*Aim of the exercise:* Arrange the lines of the records below as a numbered list, omitting any blank lines, beginning with the line containing "338, 342, 359]" and continuing through the line containing "338, 279, 359]", with both included.

*Given entries:*

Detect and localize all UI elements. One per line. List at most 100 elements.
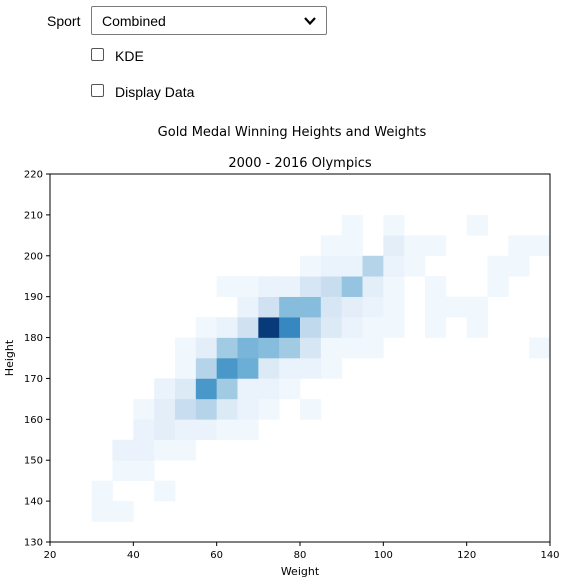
heatmap-cell	[321, 338, 342, 359]
heatmap-cell	[321, 297, 342, 318]
y-tick-label: 210	[24, 210, 43, 221]
heatmap-cell	[342, 297, 363, 318]
heatmap-cell	[217, 358, 238, 379]
heatmap-cell	[175, 358, 196, 379]
heatmap-cell	[154, 419, 175, 440]
heatmap-cell	[383, 297, 404, 318]
heatmap-cell	[467, 297, 488, 318]
heatmap-cell	[467, 215, 488, 236]
heatmap-cell	[467, 317, 488, 338]
sport-dropdown[interactable]: Combined	[91, 6, 327, 35]
heatmap-cell	[300, 338, 321, 359]
sport-label: Sport	[47, 13, 80, 29]
heatmap-cell	[196, 358, 217, 379]
heatmap-cell	[363, 256, 384, 277]
heatmap-cell	[196, 378, 217, 399]
heatmap-cell	[238, 419, 259, 440]
heatmap-cell	[383, 276, 404, 297]
heatmap-cell	[238, 297, 259, 318]
heatmap-cell	[217, 399, 238, 420]
y-axis-ticks: 130 140 150 160 170 180 190 200 210 220	[24, 170, 50, 549]
heatmap-cell	[258, 297, 279, 318]
x-tick-label: 60	[210, 550, 223, 561]
heatmap-cell	[217, 378, 238, 399]
heatmap-cell	[363, 317, 384, 338]
heatmap-cell	[196, 399, 217, 420]
heatmap-cell	[383, 317, 404, 338]
heatmap-cell	[238, 317, 259, 338]
heatmap-cell	[342, 317, 363, 338]
heatmap-cell	[196, 317, 217, 338]
chart-title: Gold Medal Winning Heights and Weights	[158, 125, 427, 140]
heatmap-cell	[258, 276, 279, 297]
heatmap-cell	[446, 297, 467, 318]
heatmap-cell	[342, 338, 363, 359]
heatmap-cell	[175, 419, 196, 440]
heatmap-cell	[238, 276, 259, 297]
x-axis-label: Weight	[281, 565, 320, 578]
heatmap-cell	[425, 276, 446, 297]
heatmap-cell	[196, 419, 217, 440]
heatmap-cell	[363, 338, 384, 359]
heatmap-cell	[154, 378, 175, 399]
heatmap-cell	[279, 276, 300, 297]
heatmap-cell	[175, 338, 196, 359]
heatmap-cell	[529, 338, 550, 359]
heatmap-cell	[425, 317, 446, 338]
x-tick-label: 120	[457, 550, 476, 561]
y-tick-label: 170	[24, 374, 43, 385]
heatmap-cell	[258, 317, 279, 338]
heatmap-cell	[133, 419, 154, 440]
x-tick-label: 20	[44, 550, 57, 561]
x-tick-label: 40	[127, 550, 140, 561]
heatmap-cell	[258, 338, 279, 359]
chevron-down-icon	[303, 15, 317, 27]
heatmap-cell	[300, 256, 321, 277]
heatmap-cell	[363, 276, 384, 297]
heatmap-cell	[300, 399, 321, 420]
heatmap-cell	[342, 276, 363, 297]
y-tick-label: 190	[24, 292, 43, 303]
heatmap-cell	[279, 317, 300, 338]
heatmap-cell	[217, 276, 238, 297]
heatmap-cell	[217, 338, 238, 359]
heatmap-cell	[342, 235, 363, 256]
heatmap-cell	[488, 256, 509, 277]
heatmap-cell	[258, 378, 279, 399]
heatmap-cell	[217, 419, 238, 440]
heatmap-cell	[154, 399, 175, 420]
heatmap-cell	[113, 440, 134, 461]
kde-checkbox[interactable]	[91, 48, 104, 61]
y-tick-label: 180	[24, 333, 43, 344]
display-data-label: Display Data	[115, 84, 194, 100]
heatmap-cell	[321, 317, 342, 338]
heatmap-cell	[300, 317, 321, 338]
heatmap-cell	[404, 256, 425, 277]
heatmap-cell	[342, 256, 363, 277]
heatmap-cell	[113, 501, 134, 522]
heatmap-cell	[258, 358, 279, 379]
heatmap-cell	[133, 440, 154, 461]
heatmap-cell	[488, 276, 509, 297]
heatmap-cell	[279, 358, 300, 379]
y-tick-label: 150	[24, 456, 43, 467]
heatmap-cell	[300, 297, 321, 318]
display-data-checkbox[interactable]	[91, 84, 104, 97]
heatmap-cell	[196, 338, 217, 359]
heatmap-cell	[175, 378, 196, 399]
heatmap-cell	[113, 460, 134, 481]
heatmap-cell	[133, 399, 154, 420]
heatmap-cell	[383, 215, 404, 236]
heatmap-cell	[154, 481, 175, 502]
heatmap-cell	[363, 297, 384, 318]
y-axis-label: Height	[3, 339, 16, 376]
y-tick-label: 160	[24, 415, 43, 426]
y-tick-label: 140	[24, 497, 43, 508]
heatmap-cell	[175, 440, 196, 461]
heatmap-cell	[321, 256, 342, 277]
x-axis-ticks: 20 40 60 80 100 120 140	[44, 542, 560, 561]
heatmap-cell	[508, 256, 529, 277]
heatmap-cell	[238, 399, 259, 420]
heatmap-cell	[529, 235, 550, 256]
heatmap-cell	[321, 358, 342, 379]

*Result for this exercise:*
1. heatmap-cell	[321, 338, 342, 359]
2. heatmap-cell	[321, 297, 342, 318]
3. y-tick-label: 210	[24, 210, 43, 221]
4. heatmap-cell	[342, 297, 363, 318]
5. heatmap-cell	[217, 358, 238, 379]
6. heatmap-cell	[175, 358, 196, 379]
7. heatmap-cell	[154, 419, 175, 440]
8. heatmap-cell	[383, 297, 404, 318]
9. heatmap-cell	[467, 297, 488, 318]
10. heatmap-cell	[467, 215, 488, 236]
11. heatmap-cell	[467, 317, 488, 338]
12. sport-dropdown[interactable]: Combined	[91, 6, 327, 35]
13. heatmap-cell	[300, 338, 321, 359]
14. sport-label: Sport	[47, 13, 80, 29]
15. heatmap-cell	[196, 358, 217, 379]
16. heatmap-cell	[363, 256, 384, 277]
17. heatmap-cell	[196, 378, 217, 399]
18. heatmap-cell	[238, 419, 259, 440]
19. heatmap-cell	[383, 276, 404, 297]
20. heatmap-cell	[238, 297, 259, 318]
21. heatmap-cell	[217, 399, 238, 420]
22. y-axis-ticks: 130 140 150 160 170 180 190 200 210 220	[24, 170, 50, 549]
23. heatmap-cell	[258, 297, 279, 318]
24. x-tick-label: 60	[210, 550, 223, 561]
25. heatmap-cell	[217, 378, 238, 399]
26. heatmap-cell	[363, 317, 384, 338]
27. heatmap-cell	[196, 399, 217, 420]
28. heatmap-cell	[383, 317, 404, 338]
29. heatmap-cell	[238, 317, 259, 338]
30. heatmap-cell	[342, 317, 363, 338]
31. heatmap-cell	[196, 317, 217, 338]
32. chart-title: Gold Medal Winning Heights and Weights	[158, 125, 427, 140]
33. heatmap-cell	[258, 276, 279, 297]
34. heatmap-cell	[446, 297, 467, 318]
35. heatmap-cell	[342, 338, 363, 359]
36. heatmap-cell	[175, 419, 196, 440]
37. heatmap-cell	[238, 276, 259, 297]
38. x-axis-label: Weight	[281, 565, 320, 578]
39. heatmap-cell	[425, 276, 446, 297]
40. heatmap-cell	[196, 419, 217, 440]
41. heatmap-cell	[363, 338, 384, 359]
42. heatmap-cell	[154, 378, 175, 399]
43. heatmap-cell	[279, 276, 300, 297]
44. heatmap-cell	[175, 338, 196, 359]
45. heatmap-cell	[529, 338, 550, 359]
46. heatmap-cell	[425, 317, 446, 338]
47. x-tick-label: 120	[457, 550, 476, 561]
48. y-tick-label: 170	[24, 374, 43, 385]
49. heatmap-cell	[258, 317, 279, 338]
50. heatmap-cell	[133, 419, 154, 440]
51. x-tick-label: 20	[44, 550, 57, 561]
52. x-tick-label: 40	[127, 550, 140, 561]
53. heatmap-cell	[258, 338, 279, 359]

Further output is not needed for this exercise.